Please count the lines below that contain the word "JSON", and reply with that number alone.

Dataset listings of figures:
● ● ●

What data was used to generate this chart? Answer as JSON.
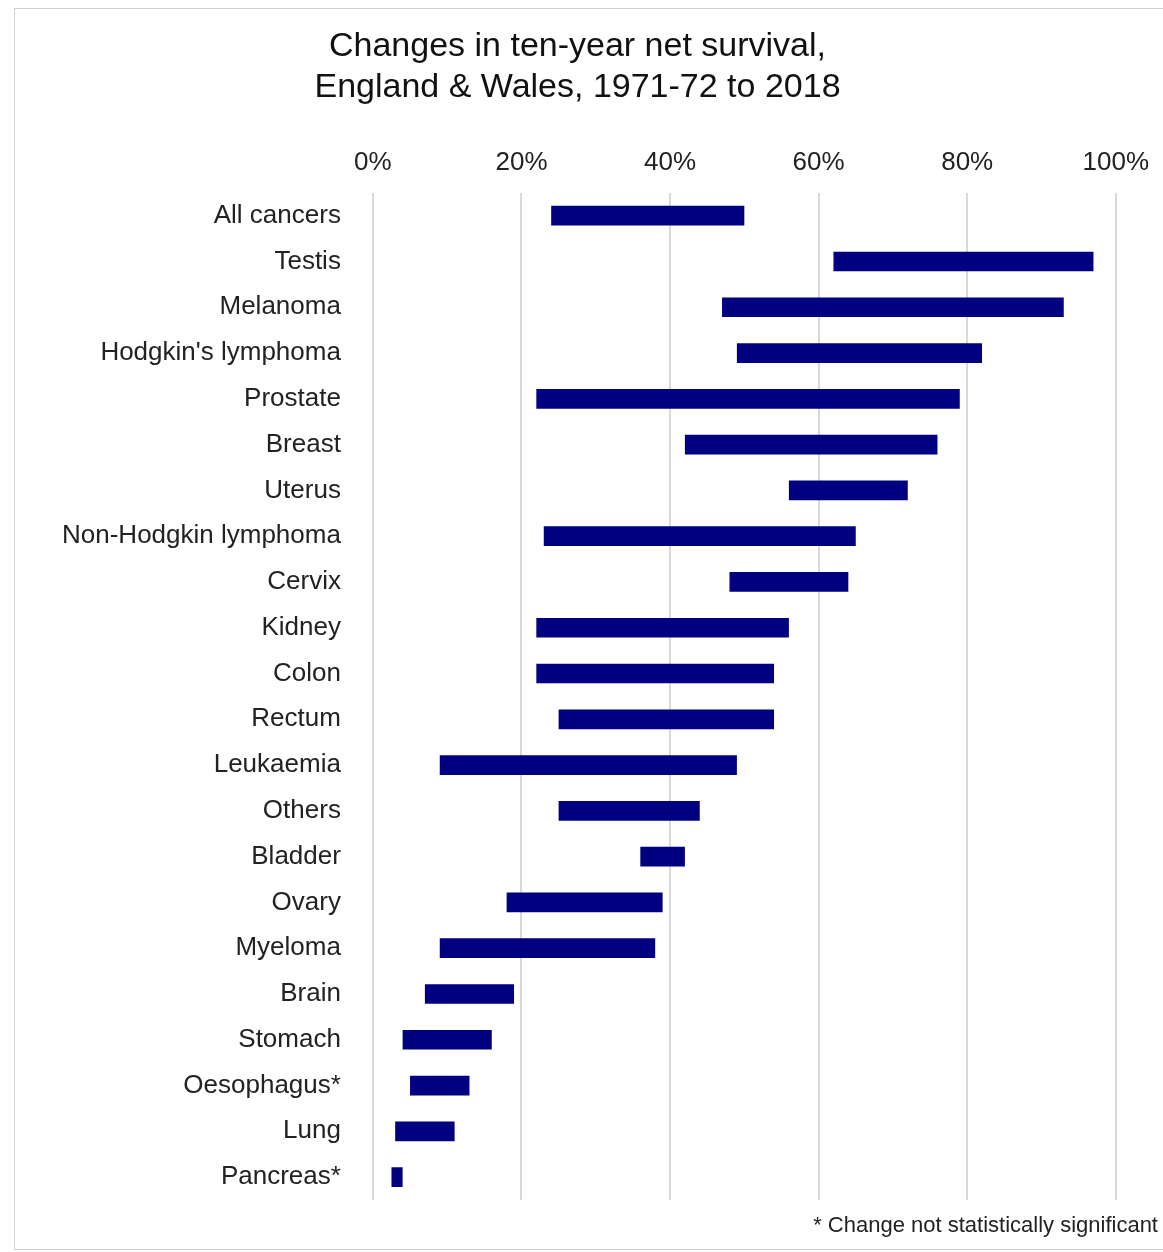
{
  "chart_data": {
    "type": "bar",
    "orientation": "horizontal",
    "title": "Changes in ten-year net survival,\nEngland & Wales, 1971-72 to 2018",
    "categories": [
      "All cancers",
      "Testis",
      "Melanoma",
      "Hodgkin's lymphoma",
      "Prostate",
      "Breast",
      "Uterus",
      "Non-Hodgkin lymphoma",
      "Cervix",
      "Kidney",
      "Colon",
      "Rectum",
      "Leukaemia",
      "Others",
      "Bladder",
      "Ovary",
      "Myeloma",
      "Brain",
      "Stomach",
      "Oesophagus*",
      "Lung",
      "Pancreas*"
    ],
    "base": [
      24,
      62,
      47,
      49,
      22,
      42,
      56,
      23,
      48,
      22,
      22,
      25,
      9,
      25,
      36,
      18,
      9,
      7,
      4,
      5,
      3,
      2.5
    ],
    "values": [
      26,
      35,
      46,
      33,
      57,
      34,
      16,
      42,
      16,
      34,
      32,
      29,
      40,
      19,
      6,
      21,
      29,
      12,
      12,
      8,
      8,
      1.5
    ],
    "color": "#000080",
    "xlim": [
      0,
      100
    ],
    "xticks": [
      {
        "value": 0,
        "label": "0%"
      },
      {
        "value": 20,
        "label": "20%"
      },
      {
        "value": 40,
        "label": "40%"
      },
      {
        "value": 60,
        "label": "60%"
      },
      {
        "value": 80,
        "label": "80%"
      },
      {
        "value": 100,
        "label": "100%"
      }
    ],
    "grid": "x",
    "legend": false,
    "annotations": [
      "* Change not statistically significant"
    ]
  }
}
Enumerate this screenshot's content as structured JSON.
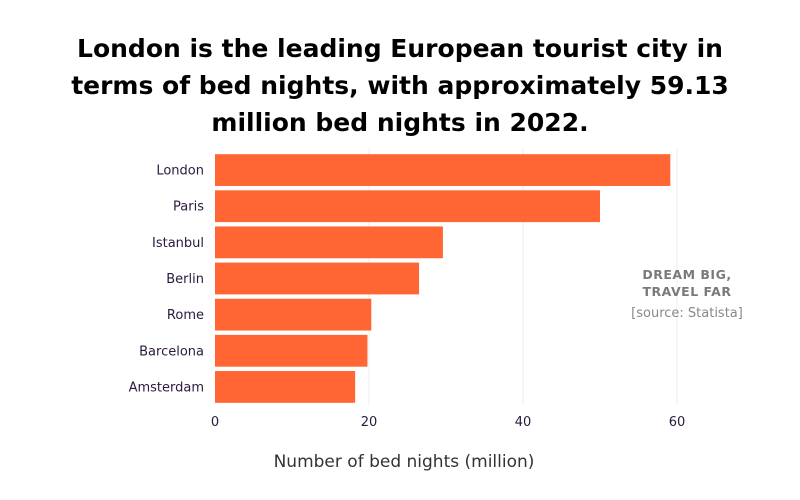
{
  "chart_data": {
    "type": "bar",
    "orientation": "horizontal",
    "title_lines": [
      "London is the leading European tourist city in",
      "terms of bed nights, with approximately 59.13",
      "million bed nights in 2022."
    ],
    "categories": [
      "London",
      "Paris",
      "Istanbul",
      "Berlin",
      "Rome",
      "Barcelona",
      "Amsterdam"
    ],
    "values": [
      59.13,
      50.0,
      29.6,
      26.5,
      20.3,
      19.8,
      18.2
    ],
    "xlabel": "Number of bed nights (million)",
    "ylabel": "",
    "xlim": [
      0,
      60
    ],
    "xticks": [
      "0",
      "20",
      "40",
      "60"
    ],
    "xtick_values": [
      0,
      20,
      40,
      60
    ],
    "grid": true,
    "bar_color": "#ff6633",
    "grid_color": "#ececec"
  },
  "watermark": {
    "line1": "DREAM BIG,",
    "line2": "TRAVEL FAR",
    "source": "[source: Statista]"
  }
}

● ● ●

Solution for this problem
2